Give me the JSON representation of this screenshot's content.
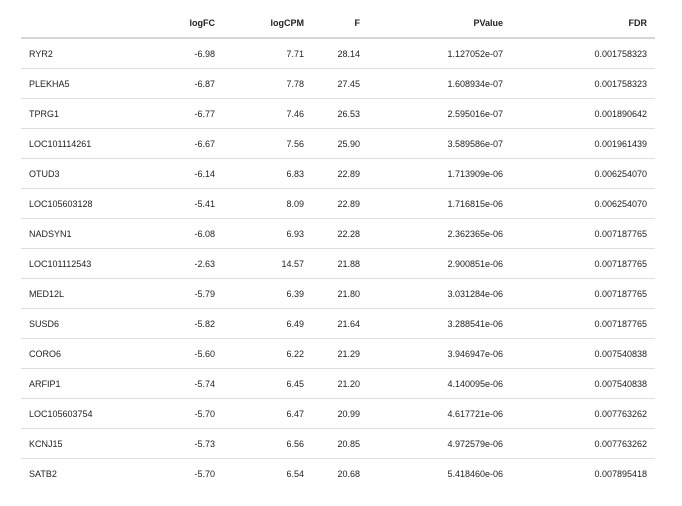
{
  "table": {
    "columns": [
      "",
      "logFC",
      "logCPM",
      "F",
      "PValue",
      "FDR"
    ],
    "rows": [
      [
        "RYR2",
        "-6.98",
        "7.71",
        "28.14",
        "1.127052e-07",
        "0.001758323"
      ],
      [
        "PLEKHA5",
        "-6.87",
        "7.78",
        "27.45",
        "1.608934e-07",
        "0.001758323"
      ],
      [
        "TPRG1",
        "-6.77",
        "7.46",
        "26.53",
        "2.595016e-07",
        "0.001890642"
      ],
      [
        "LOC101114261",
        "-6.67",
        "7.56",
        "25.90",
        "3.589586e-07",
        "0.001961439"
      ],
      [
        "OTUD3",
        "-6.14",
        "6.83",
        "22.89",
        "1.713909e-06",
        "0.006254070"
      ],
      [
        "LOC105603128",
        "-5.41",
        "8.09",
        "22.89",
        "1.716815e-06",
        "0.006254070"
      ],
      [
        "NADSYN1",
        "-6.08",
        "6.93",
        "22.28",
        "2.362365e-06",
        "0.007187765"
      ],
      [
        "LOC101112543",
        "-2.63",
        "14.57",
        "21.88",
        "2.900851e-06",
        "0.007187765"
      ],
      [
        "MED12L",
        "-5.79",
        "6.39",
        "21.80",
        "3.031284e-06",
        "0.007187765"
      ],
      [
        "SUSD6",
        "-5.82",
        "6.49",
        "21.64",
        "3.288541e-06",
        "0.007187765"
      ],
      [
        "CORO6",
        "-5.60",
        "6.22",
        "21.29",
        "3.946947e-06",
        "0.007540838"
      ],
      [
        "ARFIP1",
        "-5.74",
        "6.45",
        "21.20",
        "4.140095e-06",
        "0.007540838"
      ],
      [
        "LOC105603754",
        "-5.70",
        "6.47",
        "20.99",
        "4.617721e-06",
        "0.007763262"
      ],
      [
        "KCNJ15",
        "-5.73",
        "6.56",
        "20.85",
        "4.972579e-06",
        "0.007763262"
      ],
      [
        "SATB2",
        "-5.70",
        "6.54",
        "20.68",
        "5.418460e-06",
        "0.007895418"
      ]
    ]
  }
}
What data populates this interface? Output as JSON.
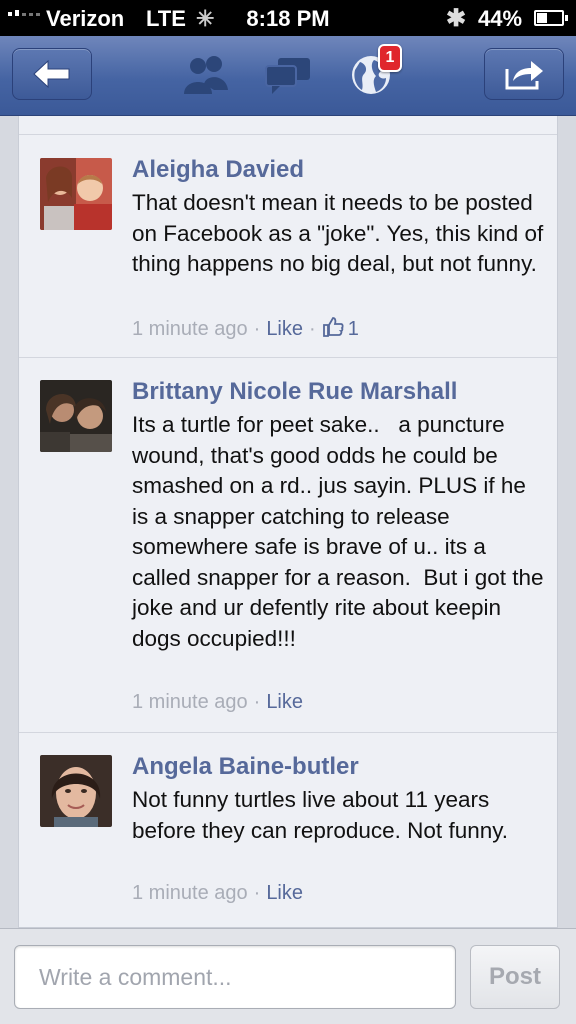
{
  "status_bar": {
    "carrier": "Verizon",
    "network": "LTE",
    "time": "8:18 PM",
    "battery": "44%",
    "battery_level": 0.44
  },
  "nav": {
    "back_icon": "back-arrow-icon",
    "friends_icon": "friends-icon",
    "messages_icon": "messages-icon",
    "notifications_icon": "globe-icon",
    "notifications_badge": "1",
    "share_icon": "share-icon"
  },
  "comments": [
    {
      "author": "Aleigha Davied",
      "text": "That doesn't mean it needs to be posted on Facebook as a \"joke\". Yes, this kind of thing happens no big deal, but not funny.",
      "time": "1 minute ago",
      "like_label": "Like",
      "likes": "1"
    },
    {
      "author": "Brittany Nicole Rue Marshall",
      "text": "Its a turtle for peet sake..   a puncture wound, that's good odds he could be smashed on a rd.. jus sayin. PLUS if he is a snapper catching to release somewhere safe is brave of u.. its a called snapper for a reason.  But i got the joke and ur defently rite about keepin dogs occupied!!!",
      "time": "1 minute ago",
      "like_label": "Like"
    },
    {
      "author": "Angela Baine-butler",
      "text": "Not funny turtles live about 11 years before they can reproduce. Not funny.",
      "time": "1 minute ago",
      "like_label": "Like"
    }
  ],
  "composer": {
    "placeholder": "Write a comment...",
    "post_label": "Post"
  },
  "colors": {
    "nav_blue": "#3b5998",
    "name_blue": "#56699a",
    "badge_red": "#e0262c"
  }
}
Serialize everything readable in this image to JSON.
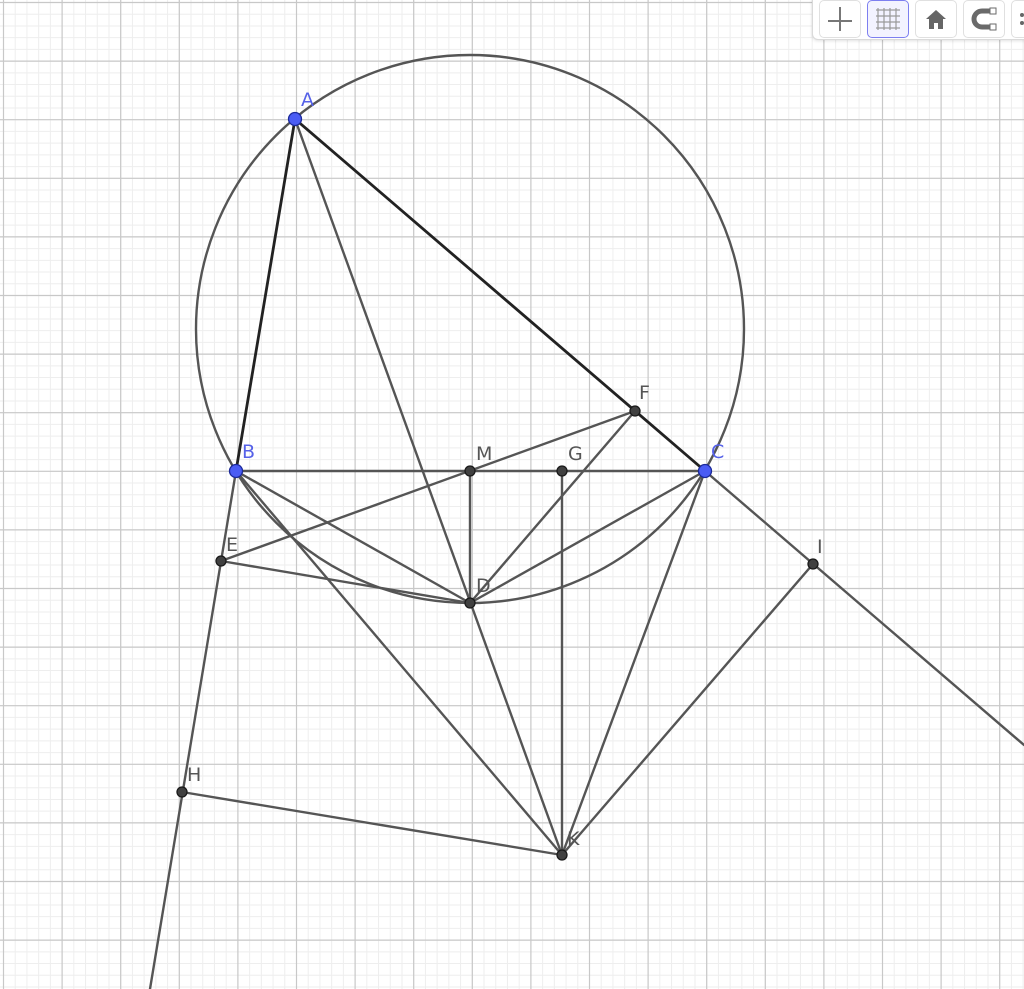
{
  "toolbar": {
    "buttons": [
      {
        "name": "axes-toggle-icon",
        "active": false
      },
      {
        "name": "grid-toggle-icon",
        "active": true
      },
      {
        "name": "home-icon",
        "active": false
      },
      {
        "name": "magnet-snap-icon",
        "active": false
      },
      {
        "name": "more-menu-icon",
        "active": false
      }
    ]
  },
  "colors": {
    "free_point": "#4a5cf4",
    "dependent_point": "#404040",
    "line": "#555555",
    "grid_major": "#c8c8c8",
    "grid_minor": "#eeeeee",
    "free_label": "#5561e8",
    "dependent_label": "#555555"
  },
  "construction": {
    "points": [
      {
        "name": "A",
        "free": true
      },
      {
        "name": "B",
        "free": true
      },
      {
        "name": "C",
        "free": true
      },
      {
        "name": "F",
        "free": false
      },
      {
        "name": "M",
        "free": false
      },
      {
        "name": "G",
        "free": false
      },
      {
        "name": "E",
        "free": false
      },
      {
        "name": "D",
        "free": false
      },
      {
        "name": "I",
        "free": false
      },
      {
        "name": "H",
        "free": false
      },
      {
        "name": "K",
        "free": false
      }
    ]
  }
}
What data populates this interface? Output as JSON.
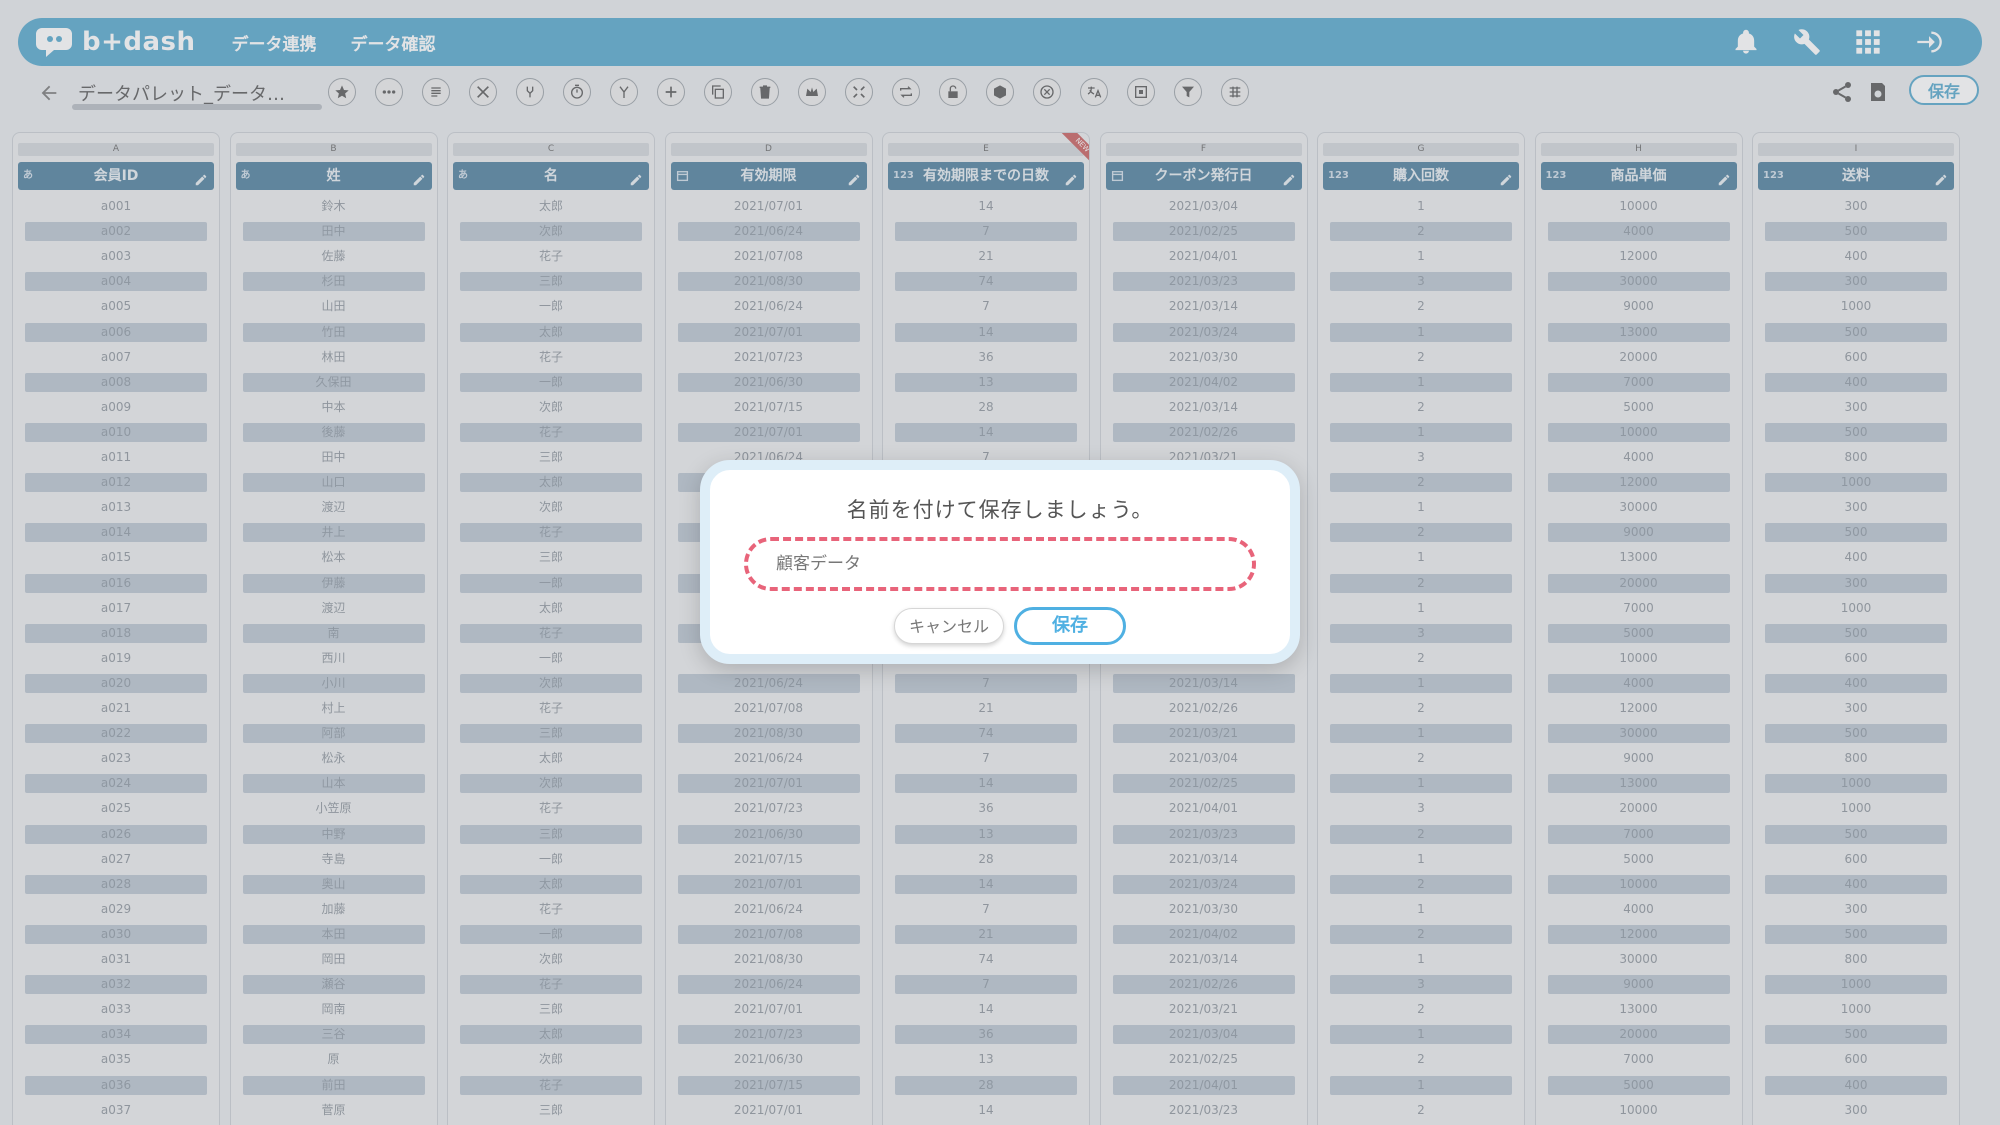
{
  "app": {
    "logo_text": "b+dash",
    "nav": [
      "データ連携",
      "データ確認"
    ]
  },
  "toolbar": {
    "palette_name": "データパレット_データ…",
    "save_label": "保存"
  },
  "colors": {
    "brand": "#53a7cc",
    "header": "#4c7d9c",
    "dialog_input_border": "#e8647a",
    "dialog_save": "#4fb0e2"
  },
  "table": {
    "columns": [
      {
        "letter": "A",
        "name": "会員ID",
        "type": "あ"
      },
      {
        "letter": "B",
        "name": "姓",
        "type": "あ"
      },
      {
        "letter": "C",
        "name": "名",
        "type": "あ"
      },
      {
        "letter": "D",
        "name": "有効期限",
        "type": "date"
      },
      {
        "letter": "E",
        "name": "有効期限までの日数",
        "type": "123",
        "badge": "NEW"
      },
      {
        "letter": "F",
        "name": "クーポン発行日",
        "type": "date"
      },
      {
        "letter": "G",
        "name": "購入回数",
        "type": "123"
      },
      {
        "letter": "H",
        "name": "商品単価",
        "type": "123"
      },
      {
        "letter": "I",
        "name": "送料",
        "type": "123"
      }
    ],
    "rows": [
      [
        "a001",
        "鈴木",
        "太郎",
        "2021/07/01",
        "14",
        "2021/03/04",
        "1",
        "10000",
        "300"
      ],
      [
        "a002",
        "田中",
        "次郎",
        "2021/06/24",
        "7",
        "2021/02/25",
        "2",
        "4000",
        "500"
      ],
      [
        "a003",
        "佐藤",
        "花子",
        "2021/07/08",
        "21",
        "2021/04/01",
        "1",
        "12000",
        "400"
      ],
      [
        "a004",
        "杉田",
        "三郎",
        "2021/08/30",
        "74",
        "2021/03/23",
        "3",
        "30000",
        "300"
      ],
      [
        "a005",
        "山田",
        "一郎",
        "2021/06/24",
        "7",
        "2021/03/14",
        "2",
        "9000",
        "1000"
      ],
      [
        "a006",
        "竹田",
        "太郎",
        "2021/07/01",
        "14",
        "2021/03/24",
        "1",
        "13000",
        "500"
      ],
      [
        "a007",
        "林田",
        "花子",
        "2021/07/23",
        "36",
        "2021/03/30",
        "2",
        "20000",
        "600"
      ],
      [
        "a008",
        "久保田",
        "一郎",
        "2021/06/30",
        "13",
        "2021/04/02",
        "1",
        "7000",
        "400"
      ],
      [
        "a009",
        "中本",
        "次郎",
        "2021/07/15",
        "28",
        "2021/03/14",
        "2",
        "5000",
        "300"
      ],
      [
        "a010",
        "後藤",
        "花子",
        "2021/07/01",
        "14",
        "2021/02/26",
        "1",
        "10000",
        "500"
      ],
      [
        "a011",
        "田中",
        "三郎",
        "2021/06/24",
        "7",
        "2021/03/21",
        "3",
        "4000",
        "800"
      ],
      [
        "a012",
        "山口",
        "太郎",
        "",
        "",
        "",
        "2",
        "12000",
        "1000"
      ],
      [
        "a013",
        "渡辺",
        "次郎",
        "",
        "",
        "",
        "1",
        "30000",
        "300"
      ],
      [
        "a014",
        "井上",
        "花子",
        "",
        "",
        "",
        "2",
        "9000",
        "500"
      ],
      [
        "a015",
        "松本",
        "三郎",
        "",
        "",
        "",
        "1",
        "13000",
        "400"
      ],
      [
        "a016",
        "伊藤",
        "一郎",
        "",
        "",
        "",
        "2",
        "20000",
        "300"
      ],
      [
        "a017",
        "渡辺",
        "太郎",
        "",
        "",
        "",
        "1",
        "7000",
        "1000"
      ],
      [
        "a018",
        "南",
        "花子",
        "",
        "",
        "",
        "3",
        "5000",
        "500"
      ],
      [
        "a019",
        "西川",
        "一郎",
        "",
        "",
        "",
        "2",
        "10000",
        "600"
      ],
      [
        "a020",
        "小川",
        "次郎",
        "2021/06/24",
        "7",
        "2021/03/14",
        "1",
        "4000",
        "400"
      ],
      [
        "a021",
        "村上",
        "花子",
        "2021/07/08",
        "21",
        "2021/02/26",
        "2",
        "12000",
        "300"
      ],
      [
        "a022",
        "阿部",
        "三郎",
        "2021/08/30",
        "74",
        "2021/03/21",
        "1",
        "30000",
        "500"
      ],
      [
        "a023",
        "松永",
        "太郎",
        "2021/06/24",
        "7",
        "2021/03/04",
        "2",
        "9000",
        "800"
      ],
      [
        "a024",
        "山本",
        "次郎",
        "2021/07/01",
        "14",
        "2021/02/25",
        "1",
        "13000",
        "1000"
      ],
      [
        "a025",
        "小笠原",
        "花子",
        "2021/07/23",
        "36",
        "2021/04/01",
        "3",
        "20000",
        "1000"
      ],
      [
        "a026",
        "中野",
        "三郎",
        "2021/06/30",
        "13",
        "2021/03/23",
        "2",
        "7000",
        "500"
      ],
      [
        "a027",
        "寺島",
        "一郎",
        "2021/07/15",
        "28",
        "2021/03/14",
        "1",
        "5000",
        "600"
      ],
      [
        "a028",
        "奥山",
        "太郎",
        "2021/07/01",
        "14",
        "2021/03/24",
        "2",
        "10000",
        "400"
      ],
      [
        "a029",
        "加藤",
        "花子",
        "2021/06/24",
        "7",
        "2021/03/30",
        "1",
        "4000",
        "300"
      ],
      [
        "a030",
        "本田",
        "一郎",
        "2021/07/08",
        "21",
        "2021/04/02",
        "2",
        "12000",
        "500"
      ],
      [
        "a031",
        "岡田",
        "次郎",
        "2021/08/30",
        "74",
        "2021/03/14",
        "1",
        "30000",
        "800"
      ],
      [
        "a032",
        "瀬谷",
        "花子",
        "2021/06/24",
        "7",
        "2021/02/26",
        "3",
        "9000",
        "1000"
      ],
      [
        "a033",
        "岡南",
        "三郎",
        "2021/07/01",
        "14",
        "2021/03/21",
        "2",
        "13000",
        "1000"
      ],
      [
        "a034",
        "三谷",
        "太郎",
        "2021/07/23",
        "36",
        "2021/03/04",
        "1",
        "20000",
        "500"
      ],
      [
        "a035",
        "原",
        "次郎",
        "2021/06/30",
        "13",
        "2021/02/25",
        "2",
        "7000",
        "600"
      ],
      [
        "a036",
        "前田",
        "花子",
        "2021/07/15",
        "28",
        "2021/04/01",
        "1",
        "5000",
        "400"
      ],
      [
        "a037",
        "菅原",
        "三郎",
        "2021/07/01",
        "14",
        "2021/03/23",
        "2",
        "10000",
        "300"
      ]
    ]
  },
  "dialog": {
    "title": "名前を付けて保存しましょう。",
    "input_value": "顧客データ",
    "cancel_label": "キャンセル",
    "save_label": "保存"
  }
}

────────────────────

• _Instruction_: How many lines in these entries hold the string "letter"? Answer with the number alone.

• _Complete output_: 9